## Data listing

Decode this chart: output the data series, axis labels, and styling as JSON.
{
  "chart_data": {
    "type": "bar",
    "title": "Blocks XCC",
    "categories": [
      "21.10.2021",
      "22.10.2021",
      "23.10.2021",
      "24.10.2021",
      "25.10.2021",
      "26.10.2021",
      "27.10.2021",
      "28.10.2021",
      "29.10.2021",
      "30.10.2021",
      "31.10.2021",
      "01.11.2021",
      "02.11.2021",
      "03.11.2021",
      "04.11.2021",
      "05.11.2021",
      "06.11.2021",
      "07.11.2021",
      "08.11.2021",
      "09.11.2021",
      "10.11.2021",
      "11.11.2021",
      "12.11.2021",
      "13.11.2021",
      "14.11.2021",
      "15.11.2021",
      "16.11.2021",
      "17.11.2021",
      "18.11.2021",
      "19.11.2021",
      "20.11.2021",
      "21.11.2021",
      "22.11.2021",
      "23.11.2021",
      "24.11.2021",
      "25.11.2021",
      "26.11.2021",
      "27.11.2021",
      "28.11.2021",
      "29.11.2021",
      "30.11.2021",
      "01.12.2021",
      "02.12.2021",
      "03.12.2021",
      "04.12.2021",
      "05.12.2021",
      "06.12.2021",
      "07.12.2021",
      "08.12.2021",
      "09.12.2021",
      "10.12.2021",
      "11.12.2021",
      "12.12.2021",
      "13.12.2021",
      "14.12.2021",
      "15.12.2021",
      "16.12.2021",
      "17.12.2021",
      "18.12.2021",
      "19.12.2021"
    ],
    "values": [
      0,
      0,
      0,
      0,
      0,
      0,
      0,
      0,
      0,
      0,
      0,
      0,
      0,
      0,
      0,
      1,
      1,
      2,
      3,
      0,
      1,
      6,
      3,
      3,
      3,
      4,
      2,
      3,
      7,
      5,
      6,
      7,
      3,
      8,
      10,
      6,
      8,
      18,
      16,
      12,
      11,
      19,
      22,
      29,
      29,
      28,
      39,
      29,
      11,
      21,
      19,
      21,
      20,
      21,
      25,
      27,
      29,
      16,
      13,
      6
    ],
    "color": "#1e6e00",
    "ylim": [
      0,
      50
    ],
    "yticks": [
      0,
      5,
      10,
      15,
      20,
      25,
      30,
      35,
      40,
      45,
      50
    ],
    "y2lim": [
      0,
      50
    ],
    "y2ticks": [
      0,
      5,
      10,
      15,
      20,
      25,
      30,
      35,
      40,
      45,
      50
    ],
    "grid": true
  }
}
...
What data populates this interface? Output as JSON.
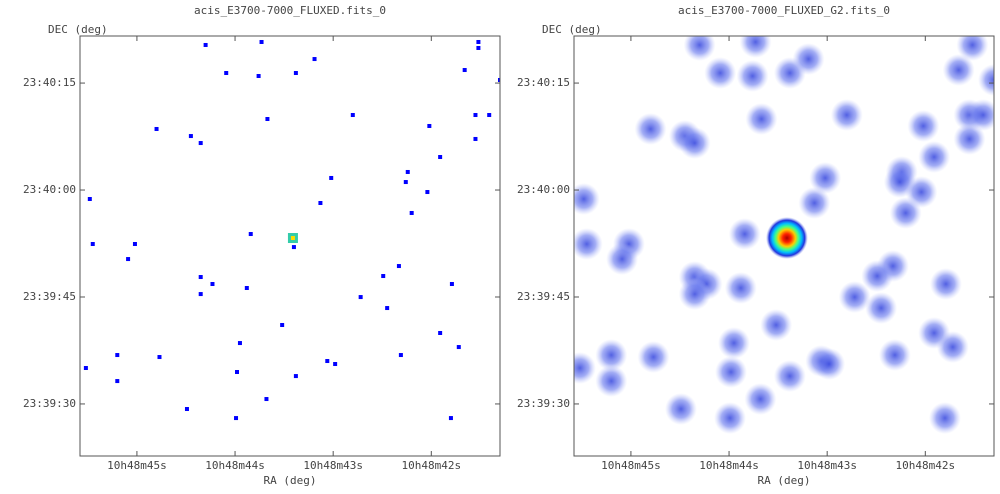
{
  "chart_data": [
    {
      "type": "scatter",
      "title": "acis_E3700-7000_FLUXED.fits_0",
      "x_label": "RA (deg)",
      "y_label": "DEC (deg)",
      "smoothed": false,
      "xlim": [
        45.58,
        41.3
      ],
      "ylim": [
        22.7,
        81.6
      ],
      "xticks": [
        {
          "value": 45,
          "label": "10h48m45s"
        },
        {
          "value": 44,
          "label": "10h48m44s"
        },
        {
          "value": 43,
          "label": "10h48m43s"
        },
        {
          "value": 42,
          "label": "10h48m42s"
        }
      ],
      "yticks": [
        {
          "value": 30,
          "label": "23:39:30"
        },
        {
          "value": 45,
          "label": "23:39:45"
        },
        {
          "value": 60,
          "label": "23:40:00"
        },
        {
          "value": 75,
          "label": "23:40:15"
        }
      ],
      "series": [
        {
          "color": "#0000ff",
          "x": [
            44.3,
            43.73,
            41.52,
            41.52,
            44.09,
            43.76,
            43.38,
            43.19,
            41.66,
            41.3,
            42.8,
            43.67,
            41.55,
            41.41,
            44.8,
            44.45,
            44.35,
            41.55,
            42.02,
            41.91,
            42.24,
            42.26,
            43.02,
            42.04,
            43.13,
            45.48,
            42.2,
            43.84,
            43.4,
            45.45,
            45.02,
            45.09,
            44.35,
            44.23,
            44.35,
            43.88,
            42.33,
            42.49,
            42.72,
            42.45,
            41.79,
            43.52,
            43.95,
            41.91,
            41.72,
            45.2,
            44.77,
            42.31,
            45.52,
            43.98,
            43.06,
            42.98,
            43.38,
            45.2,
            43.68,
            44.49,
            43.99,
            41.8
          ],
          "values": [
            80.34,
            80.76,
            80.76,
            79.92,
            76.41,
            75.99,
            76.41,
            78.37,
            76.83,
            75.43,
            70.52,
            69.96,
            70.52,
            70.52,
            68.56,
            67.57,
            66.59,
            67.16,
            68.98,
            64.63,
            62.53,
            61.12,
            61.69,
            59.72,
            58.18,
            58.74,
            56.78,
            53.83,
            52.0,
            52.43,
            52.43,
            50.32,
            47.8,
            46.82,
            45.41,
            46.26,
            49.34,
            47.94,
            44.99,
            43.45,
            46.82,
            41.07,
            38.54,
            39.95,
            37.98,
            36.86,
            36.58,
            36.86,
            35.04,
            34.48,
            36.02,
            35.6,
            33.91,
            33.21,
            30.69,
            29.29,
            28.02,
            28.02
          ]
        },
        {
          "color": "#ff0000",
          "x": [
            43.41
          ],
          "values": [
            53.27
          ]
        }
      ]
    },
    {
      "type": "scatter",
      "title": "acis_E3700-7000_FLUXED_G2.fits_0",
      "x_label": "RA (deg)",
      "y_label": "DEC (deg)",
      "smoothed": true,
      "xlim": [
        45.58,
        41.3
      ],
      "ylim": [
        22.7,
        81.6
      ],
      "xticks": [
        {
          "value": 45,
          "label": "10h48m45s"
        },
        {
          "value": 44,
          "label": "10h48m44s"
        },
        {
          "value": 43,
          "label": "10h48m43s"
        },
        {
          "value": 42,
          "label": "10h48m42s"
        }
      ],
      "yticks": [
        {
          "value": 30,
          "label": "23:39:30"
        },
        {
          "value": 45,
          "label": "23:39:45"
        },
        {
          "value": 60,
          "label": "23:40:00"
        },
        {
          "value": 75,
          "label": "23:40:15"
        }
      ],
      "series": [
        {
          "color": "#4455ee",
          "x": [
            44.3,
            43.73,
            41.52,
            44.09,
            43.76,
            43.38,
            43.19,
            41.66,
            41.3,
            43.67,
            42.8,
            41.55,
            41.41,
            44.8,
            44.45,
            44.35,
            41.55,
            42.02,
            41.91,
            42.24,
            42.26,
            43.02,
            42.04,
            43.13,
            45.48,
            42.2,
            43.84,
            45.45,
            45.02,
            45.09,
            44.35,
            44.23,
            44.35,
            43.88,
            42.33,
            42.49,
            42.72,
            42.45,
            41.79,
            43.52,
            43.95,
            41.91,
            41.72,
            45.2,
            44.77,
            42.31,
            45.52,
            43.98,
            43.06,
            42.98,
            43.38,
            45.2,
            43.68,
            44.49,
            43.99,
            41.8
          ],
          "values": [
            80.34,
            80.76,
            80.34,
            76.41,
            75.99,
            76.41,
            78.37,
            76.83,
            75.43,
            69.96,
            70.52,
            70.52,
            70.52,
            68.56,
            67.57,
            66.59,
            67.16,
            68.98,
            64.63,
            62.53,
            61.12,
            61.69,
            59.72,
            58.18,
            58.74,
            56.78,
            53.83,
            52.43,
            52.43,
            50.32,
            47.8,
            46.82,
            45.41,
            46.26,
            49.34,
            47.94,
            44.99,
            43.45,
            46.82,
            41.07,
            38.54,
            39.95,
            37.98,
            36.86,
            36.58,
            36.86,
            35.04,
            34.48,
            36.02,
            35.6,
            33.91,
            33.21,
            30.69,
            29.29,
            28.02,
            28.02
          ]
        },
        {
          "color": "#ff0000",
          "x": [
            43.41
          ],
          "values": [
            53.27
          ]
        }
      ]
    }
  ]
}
...
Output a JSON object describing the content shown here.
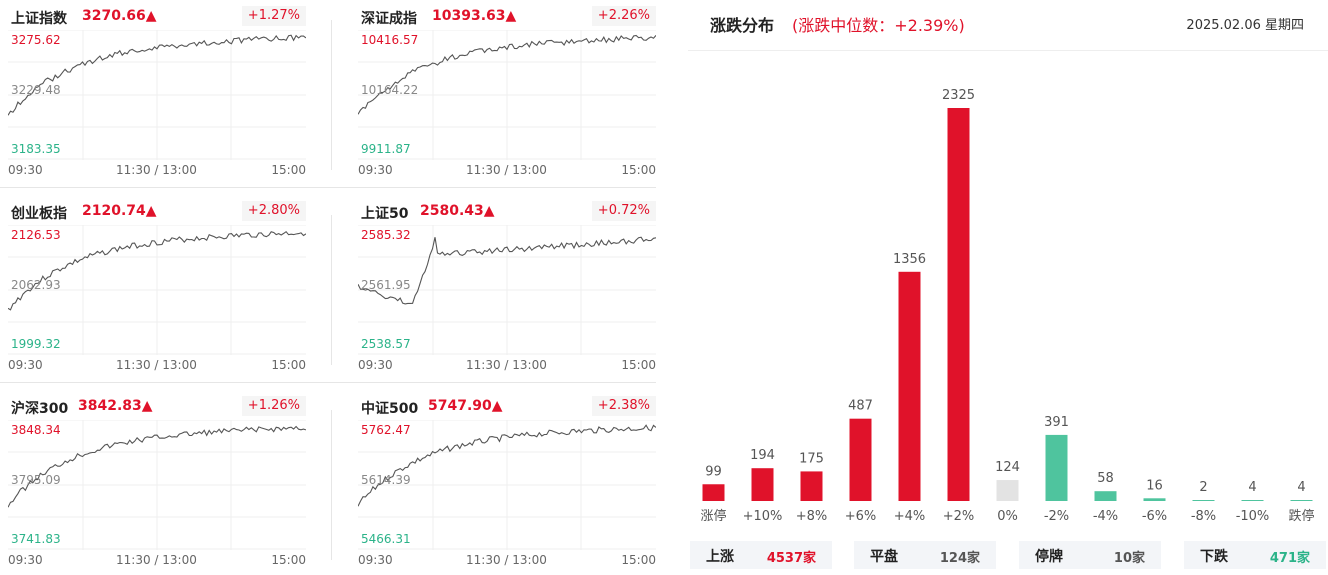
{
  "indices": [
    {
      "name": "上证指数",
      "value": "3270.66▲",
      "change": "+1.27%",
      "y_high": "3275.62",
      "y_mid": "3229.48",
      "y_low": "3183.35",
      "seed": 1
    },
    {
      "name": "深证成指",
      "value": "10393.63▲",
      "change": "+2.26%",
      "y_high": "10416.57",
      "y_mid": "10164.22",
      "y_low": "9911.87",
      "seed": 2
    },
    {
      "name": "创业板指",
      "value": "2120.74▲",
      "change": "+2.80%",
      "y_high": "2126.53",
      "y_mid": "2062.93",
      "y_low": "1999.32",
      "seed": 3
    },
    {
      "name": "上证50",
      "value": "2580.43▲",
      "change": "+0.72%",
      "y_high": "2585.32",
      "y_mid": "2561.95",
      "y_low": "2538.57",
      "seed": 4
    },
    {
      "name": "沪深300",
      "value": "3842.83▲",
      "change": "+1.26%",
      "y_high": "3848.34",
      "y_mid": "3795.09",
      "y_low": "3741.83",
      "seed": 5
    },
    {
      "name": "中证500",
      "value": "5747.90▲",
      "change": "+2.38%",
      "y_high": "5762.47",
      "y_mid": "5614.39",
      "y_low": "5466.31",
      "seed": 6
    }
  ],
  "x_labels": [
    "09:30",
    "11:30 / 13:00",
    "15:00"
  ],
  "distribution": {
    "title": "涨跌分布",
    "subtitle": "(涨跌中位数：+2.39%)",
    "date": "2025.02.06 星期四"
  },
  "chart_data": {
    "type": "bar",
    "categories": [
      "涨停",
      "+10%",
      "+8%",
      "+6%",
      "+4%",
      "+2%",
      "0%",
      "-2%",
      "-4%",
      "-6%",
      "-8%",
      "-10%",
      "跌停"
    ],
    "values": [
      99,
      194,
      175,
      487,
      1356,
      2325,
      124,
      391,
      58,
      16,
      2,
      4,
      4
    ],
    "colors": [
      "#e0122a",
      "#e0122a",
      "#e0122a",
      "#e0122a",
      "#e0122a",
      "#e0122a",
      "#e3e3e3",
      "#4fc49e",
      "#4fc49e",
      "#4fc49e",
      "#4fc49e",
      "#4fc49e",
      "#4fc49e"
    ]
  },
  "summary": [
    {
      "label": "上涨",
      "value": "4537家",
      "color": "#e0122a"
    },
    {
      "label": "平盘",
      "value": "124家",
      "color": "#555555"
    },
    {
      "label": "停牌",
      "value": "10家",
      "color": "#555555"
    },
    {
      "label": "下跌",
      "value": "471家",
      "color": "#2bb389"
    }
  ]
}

## WRITTEN REQUEST
Gather all the lines that include the word "change" and copy them out.

## CORRECT RESPONSE
      "change": "+1.27%",
      "change": "+2.26%",
      "change": "+2.80%",
      "change": "+0.72%",
      "change": "+1.26%",
      "change": "+2.38%",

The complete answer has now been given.